(Requirement):
Could you print every record below exactly as it appears?

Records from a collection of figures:
************

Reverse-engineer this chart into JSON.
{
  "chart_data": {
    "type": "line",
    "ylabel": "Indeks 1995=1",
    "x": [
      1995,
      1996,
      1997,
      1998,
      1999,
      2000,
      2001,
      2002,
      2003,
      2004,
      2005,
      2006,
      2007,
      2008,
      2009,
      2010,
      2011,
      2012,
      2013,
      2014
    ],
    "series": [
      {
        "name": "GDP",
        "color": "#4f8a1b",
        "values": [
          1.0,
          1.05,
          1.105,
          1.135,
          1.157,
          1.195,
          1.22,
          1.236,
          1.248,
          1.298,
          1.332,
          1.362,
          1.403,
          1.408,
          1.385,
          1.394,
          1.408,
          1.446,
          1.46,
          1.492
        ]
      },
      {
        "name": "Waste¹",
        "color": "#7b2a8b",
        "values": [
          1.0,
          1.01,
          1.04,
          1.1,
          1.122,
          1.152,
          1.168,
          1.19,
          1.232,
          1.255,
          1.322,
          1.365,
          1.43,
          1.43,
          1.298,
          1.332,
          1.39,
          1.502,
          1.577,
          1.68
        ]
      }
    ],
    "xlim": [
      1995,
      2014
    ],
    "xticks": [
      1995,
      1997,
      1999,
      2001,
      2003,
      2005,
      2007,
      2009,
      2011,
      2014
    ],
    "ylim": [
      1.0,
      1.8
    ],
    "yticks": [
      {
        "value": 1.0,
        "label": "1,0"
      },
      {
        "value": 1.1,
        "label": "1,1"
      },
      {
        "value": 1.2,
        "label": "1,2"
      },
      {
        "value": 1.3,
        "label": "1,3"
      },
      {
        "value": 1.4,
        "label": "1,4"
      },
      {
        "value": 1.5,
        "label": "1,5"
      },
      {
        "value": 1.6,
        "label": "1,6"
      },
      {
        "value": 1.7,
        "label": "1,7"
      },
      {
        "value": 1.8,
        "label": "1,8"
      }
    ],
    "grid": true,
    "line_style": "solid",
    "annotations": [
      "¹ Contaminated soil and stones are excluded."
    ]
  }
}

************

(The response):
Reverse-engineer this chart into JSON.
{
  "chart_data": {
    "type": "line",
    "ylabel": "Indeks 1995=1",
    "x": [
      1995,
      1996,
      1997,
      1998,
      1999,
      2000,
      2001,
      2002,
      2003,
      2004,
      2005,
      2006,
      2007,
      2008,
      2009,
      2010,
      2011,
      2012,
      2013,
      2014
    ],
    "series": [
      {
        "name": "GDP",
        "color": "#4f8a1b",
        "values": [
          1.0,
          1.05,
          1.105,
          1.135,
          1.157,
          1.195,
          1.22,
          1.236,
          1.248,
          1.298,
          1.332,
          1.362,
          1.403,
          1.408,
          1.385,
          1.394,
          1.408,
          1.446,
          1.46,
          1.492
        ]
      },
      {
        "name": "Waste¹",
        "color": "#7b2a8b",
        "values": [
          1.0,
          1.01,
          1.04,
          1.1,
          1.122,
          1.152,
          1.168,
          1.19,
          1.232,
          1.255,
          1.322,
          1.365,
          1.43,
          1.43,
          1.298,
          1.332,
          1.39,
          1.502,
          1.577,
          1.68
        ]
      }
    ],
    "xlim": [
      1995,
      2014
    ],
    "xticks": [
      1995,
      1997,
      1999,
      2001,
      2003,
      2005,
      2007,
      2009,
      2011,
      2014
    ],
    "ylim": [
      1.0,
      1.8
    ],
    "yticks": [
      {
        "value": 1.0,
        "label": "1,0"
      },
      {
        "value": 1.1,
        "label": "1,1"
      },
      {
        "value": 1.2,
        "label": "1,2"
      },
      {
        "value": 1.3,
        "label": "1,3"
      },
      {
        "value": 1.4,
        "label": "1,4"
      },
      {
        "value": 1.5,
        "label": "1,5"
      },
      {
        "value": 1.6,
        "label": "1,6"
      },
      {
        "value": 1.7,
        "label": "1,7"
      },
      {
        "value": 1.8,
        "label": "1,8"
      }
    ],
    "grid": true,
    "line_style": "solid",
    "annotations": [
      "¹ Contaminated soil and stones are excluded."
    ]
  }
}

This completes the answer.